>>>

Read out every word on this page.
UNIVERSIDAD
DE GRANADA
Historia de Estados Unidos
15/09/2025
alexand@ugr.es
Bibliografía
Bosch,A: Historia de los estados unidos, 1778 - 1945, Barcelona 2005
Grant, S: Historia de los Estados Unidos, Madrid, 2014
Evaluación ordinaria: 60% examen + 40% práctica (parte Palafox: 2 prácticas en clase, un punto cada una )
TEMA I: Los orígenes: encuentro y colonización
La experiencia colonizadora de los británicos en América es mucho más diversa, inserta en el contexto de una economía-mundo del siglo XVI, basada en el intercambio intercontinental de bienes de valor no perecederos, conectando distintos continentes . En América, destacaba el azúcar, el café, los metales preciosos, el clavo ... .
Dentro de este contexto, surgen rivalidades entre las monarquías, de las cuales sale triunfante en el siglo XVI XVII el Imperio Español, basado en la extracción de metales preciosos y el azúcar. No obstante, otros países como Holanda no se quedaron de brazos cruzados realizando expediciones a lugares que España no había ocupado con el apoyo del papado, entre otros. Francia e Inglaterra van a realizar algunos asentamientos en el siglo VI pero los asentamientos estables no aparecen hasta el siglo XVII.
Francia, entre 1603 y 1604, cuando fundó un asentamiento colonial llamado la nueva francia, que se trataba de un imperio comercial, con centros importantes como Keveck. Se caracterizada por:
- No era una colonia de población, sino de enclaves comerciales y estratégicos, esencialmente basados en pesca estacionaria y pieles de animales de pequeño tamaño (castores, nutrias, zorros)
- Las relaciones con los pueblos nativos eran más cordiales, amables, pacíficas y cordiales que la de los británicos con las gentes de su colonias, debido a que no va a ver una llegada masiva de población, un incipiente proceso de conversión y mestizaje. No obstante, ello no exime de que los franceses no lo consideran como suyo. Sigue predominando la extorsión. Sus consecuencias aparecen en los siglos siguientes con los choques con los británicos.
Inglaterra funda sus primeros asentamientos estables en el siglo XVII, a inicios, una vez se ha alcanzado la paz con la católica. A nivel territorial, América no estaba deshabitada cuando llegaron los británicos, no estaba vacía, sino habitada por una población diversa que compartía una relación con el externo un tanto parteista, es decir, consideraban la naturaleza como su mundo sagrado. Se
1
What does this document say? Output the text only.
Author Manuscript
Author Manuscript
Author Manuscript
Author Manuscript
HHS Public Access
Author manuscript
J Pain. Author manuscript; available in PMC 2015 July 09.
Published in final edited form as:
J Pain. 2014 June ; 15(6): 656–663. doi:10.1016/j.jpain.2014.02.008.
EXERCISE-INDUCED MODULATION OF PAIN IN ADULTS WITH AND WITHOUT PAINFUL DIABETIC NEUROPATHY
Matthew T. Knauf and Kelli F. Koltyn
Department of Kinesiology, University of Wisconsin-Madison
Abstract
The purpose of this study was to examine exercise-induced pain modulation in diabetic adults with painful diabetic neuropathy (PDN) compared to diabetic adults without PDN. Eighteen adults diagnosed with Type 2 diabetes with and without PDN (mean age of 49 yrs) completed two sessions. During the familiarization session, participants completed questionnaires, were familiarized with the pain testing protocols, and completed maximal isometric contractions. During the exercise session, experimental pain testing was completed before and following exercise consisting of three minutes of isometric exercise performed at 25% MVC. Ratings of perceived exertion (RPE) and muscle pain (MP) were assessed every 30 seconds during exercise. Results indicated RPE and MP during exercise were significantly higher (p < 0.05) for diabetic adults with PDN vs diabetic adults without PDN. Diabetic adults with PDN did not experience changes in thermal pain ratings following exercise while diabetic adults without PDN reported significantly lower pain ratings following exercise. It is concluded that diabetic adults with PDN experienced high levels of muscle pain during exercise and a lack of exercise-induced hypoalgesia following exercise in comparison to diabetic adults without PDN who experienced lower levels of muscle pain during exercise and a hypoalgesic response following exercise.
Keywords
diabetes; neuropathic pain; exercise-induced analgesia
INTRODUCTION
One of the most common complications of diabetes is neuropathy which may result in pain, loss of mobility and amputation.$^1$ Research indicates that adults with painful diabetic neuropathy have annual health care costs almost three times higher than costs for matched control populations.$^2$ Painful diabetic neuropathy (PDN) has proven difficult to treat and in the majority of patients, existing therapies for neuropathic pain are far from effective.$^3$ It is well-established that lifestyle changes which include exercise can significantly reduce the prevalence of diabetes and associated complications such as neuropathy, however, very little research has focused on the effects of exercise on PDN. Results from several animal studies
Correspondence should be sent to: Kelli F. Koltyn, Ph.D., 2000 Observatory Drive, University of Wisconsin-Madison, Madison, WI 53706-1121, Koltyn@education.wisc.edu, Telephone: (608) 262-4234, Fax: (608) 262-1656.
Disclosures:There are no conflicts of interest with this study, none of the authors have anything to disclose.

<<<

§ The task
Read the entries and pick out all lines that include the word "University".

§ Task result
Department of Kinesiology, University of Wisconsin-Madison
Correspondence should be sent to: Kelli F. Koltyn, Ph.D., 2000 Observatory Drive, University of Wisconsin-Madison, Madison, WI 53706-1121, Koltyn@education.wisc.edu, Telephone: (608) 262-4234, Fax: (608) 262-1656.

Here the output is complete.